Exercise objective: Below is a block of records; repeat all of them exactly.

════════════════

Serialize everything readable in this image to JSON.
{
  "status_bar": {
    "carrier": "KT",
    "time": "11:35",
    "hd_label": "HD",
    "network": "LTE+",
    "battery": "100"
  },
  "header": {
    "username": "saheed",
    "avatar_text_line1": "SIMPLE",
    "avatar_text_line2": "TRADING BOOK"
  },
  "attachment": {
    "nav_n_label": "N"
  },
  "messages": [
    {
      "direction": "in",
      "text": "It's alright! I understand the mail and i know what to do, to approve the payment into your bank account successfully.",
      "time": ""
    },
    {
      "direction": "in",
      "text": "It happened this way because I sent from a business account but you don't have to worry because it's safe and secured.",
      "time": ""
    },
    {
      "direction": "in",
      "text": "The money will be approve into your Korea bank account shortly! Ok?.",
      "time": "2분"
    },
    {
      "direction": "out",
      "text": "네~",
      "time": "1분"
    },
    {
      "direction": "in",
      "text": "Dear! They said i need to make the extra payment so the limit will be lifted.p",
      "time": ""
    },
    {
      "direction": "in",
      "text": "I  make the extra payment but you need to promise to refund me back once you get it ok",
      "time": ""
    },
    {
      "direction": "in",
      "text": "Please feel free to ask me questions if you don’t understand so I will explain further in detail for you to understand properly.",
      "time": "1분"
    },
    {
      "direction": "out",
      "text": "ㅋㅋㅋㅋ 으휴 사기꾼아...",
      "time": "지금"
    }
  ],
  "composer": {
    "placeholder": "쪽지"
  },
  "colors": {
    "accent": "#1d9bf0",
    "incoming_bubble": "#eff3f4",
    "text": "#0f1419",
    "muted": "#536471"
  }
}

════════════════

The answer:
Serialize everything readable in this image to JSON.
{
  "status_bar": {
    "carrier": "KT",
    "time": "11:35",
    "hd_label": "HD",
    "network": "LTE+",
    "battery": "100"
  },
  "header": {
    "username": "saheed",
    "avatar_text_line1": "SIMPLE",
    "avatar_text_line2": "TRADING BOOK"
  },
  "attachment": {
    "nav_n_label": "N"
  },
  "messages": [
    {
      "direction": "in",
      "text": "It's alright! I understand the mail and i know what to do, to approve the payment into your bank account successfully.",
      "time": ""
    },
    {
      "direction": "in",
      "text": "It happened this way because I sent from a business account but you don't have to worry because it's safe and secured.",
      "time": ""
    },
    {
      "direction": "in",
      "text": "The money will be approve into your Korea bank account shortly! Ok?.",
      "time": "2분"
    },
    {
      "direction": "out",
      "text": "네~",
      "time": "1분"
    },
    {
      "direction": "in",
      "text": "Dear! They said i need to make the extra payment so the limit will be lifted.p",
      "time": ""
    },
    {
      "direction": "in",
      "text": "I  make the extra payment but you need to promise to refund me back once you get it ok",
      "time": ""
    },
    {
      "direction": "in",
      "text": "Please feel free to ask me questions if you don’t understand so I will explain further in detail for you to understand properly.",
      "time": "1분"
    },
    {
      "direction": "out",
      "text": "ㅋㅋㅋㅋ 으휴 사기꾼아...",
      "time": "지금"
    }
  ],
  "composer": {
    "placeholder": "쪽지"
  },
  "colors": {
    "accent": "#1d9bf0",
    "incoming_bubble": "#eff3f4",
    "text": "#0f1419",
    "muted": "#536471"
  }
}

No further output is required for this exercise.